Exercise: Reply with nothing except the number of lines that contain the word "MyCRUDApp".

Provided entries:
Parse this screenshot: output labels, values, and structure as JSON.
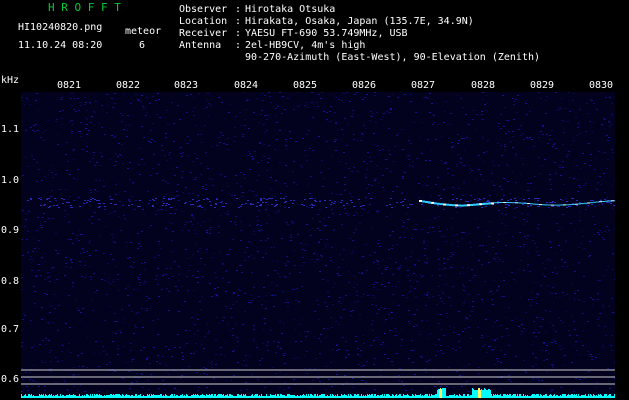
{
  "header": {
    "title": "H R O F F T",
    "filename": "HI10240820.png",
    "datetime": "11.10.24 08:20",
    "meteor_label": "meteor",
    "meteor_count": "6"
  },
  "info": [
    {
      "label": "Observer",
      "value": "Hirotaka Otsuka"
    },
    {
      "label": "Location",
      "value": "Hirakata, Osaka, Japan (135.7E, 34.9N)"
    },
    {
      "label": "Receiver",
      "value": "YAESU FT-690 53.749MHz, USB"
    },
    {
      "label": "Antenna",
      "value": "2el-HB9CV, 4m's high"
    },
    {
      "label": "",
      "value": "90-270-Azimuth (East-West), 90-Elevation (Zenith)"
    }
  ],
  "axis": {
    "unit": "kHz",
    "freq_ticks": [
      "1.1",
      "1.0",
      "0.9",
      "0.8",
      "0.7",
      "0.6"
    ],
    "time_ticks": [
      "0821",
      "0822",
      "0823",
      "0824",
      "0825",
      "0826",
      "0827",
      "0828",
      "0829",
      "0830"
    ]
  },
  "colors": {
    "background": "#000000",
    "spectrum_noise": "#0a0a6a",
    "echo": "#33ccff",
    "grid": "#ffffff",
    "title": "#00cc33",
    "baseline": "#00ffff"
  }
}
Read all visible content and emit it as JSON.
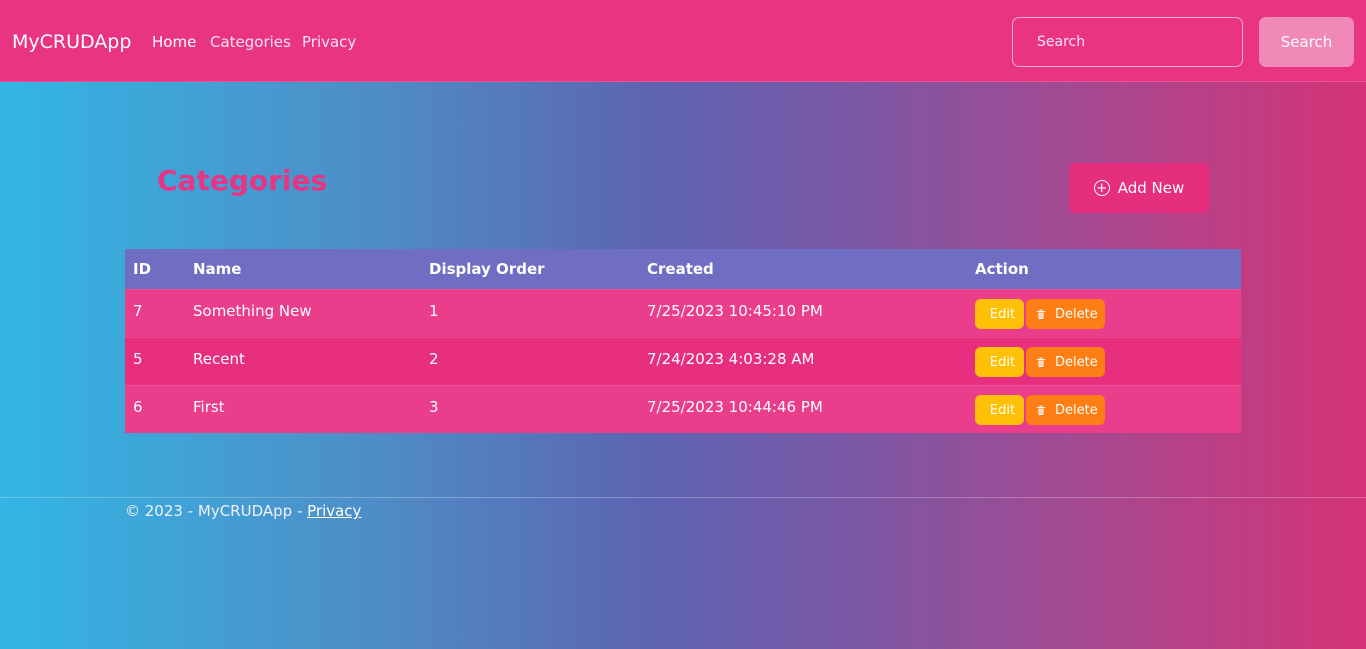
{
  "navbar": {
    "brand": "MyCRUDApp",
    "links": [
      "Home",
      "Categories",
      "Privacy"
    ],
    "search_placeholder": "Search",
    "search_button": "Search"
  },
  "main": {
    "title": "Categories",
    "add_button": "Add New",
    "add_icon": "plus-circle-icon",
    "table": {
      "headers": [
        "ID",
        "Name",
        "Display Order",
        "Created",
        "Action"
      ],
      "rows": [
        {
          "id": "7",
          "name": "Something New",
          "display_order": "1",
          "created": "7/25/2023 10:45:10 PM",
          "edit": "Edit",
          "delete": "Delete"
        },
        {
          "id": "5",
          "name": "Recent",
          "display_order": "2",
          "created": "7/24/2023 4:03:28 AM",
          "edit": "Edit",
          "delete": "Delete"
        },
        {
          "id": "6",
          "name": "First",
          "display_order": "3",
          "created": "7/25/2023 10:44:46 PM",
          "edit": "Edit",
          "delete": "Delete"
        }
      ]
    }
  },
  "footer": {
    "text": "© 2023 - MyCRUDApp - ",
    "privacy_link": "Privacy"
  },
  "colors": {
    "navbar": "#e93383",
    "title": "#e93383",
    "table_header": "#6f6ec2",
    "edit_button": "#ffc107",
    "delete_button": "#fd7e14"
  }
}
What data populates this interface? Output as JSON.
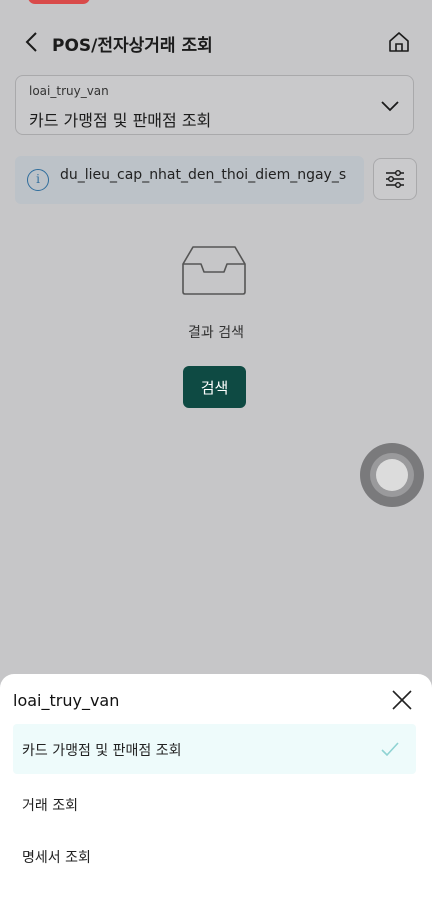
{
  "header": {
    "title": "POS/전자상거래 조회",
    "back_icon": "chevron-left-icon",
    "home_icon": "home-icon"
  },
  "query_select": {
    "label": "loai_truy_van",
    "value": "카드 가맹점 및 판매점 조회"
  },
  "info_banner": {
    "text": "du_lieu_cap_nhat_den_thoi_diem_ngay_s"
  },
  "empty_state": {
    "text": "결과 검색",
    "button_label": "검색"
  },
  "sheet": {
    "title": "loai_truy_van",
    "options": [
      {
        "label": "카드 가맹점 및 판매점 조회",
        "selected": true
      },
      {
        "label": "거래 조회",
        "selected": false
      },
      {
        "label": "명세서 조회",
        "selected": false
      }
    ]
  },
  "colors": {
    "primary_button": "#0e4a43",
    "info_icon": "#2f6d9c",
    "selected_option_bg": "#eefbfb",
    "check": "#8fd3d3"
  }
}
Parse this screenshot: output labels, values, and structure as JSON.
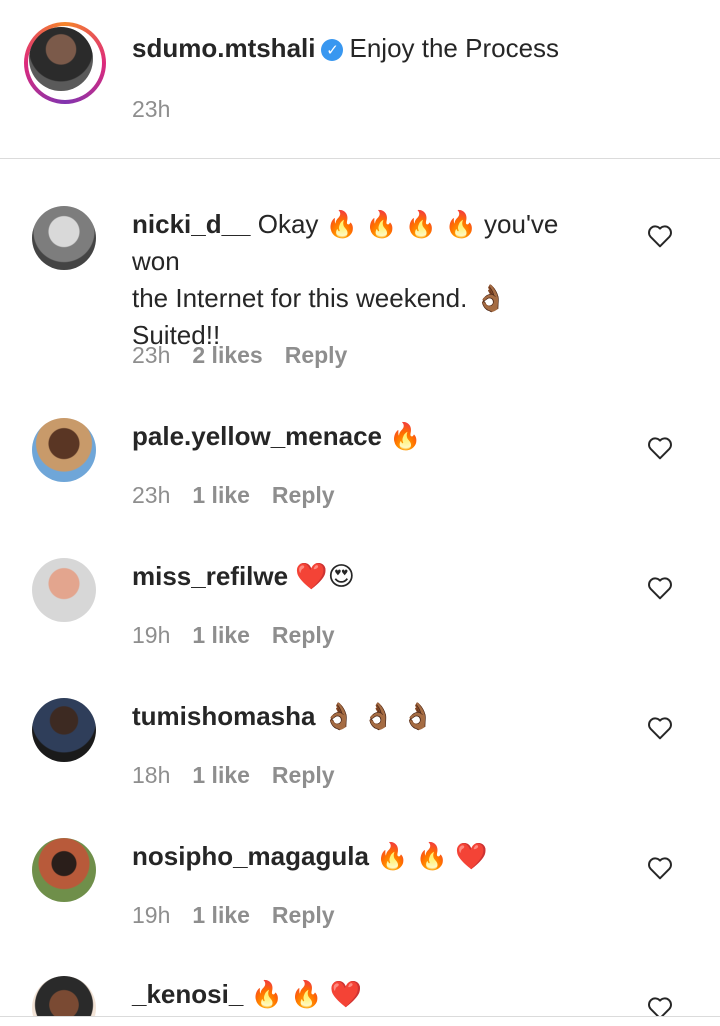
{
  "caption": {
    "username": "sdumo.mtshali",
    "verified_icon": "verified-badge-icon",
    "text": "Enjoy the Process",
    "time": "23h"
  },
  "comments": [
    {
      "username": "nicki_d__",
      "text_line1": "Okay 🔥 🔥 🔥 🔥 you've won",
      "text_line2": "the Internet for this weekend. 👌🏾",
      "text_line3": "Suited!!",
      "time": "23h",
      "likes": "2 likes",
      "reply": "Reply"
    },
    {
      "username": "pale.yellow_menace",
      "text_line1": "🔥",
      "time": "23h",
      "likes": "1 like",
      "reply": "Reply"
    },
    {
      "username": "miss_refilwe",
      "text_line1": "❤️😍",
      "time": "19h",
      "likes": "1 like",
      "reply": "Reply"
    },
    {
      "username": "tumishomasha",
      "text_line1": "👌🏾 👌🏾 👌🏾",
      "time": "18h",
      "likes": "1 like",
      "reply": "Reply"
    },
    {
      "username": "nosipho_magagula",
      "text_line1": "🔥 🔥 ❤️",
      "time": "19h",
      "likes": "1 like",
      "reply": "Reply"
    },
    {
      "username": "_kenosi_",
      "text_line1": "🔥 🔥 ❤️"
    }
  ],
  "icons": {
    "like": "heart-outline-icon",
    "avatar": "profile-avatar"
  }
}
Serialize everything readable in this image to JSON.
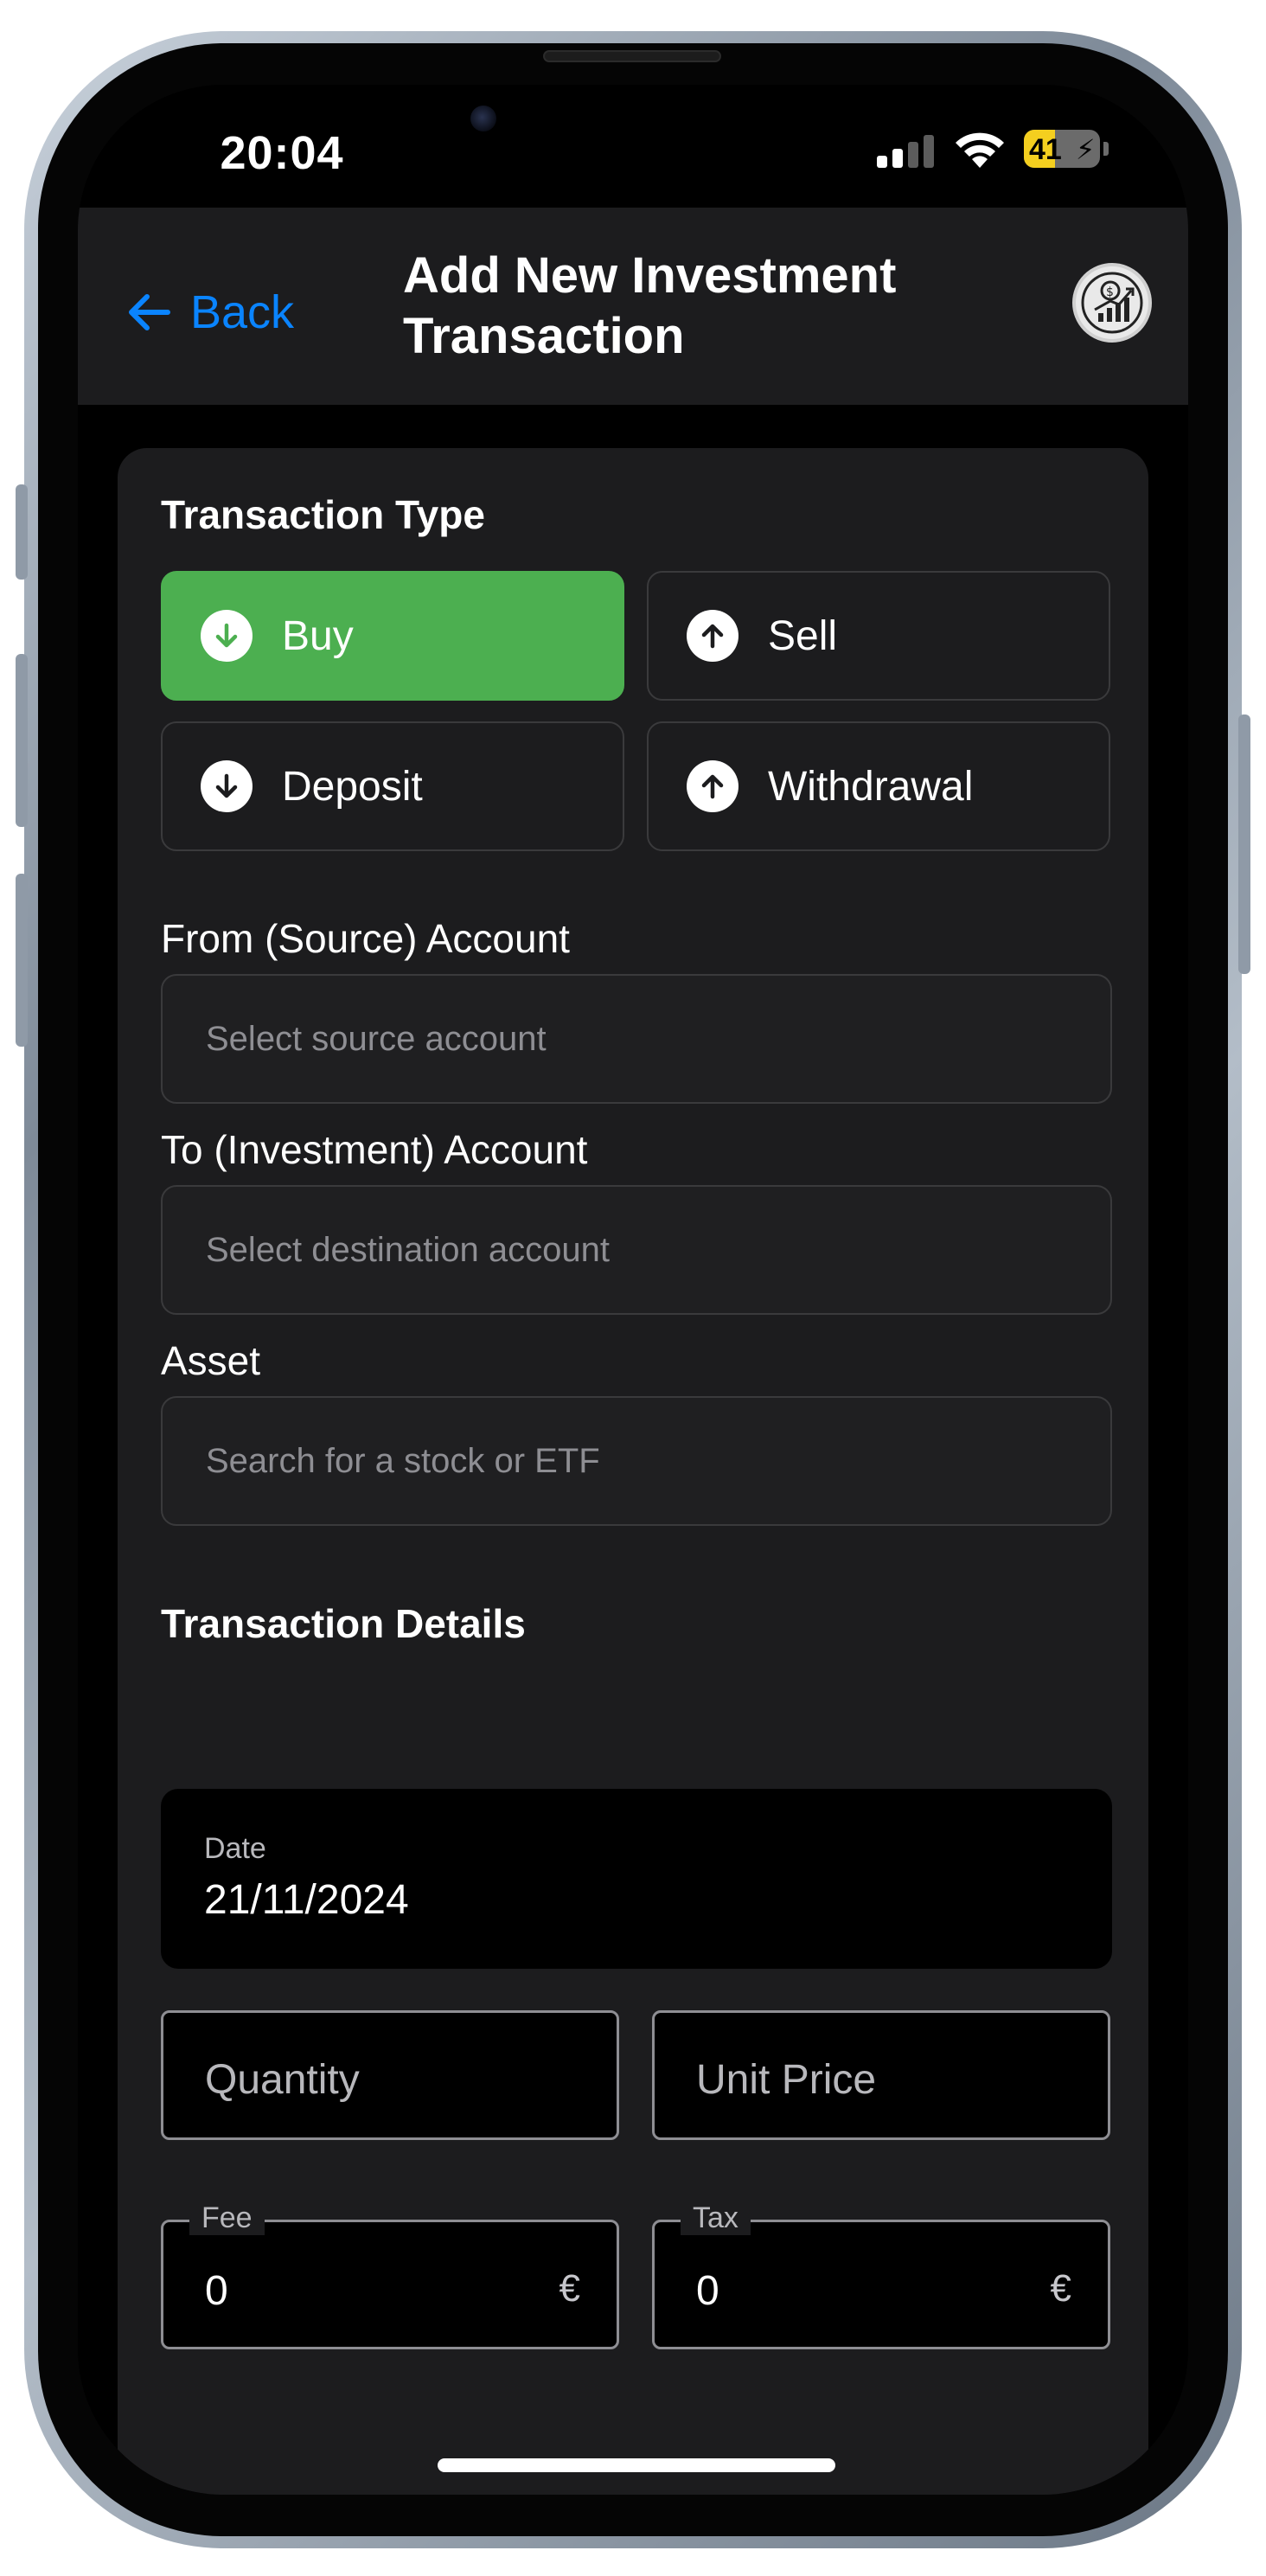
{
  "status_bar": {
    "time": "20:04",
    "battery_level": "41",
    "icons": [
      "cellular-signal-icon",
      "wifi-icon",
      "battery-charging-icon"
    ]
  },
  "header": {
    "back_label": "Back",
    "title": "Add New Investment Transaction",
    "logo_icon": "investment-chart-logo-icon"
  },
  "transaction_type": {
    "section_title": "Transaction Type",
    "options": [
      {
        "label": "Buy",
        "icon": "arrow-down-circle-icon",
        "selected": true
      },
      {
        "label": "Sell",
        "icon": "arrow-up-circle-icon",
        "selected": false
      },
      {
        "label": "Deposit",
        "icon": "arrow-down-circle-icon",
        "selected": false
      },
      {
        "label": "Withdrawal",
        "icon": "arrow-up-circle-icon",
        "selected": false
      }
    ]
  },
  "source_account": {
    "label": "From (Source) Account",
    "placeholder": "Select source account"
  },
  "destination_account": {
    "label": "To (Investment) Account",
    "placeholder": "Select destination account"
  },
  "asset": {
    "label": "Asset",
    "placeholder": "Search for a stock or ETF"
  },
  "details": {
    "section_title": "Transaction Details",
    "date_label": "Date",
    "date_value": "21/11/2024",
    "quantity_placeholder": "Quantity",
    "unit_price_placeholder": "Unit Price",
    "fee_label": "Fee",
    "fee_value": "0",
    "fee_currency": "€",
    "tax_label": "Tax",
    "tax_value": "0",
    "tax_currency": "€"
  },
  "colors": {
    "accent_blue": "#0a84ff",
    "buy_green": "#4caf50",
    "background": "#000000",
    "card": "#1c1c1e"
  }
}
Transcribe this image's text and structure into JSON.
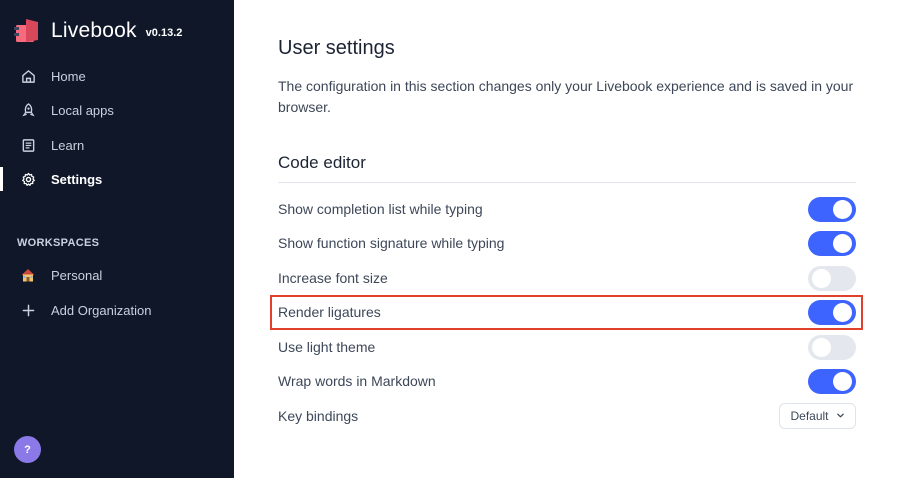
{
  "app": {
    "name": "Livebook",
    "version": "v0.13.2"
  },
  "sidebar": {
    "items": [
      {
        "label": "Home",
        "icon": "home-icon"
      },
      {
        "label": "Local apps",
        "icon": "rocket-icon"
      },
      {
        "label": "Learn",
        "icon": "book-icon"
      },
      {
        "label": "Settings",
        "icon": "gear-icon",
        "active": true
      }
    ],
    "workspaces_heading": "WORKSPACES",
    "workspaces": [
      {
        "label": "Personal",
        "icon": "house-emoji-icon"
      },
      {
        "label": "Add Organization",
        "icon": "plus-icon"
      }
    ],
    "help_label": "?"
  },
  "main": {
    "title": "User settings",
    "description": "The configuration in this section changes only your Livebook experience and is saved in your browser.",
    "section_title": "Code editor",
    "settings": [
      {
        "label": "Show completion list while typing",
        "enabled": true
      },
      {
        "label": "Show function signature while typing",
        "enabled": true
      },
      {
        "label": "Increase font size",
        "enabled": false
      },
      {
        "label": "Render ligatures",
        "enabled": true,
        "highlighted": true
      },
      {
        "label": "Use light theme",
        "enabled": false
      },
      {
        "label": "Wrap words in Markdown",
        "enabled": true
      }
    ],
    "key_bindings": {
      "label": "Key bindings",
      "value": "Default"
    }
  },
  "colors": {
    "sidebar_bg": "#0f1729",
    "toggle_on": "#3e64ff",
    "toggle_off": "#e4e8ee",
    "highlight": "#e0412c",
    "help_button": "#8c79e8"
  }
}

Solution: 2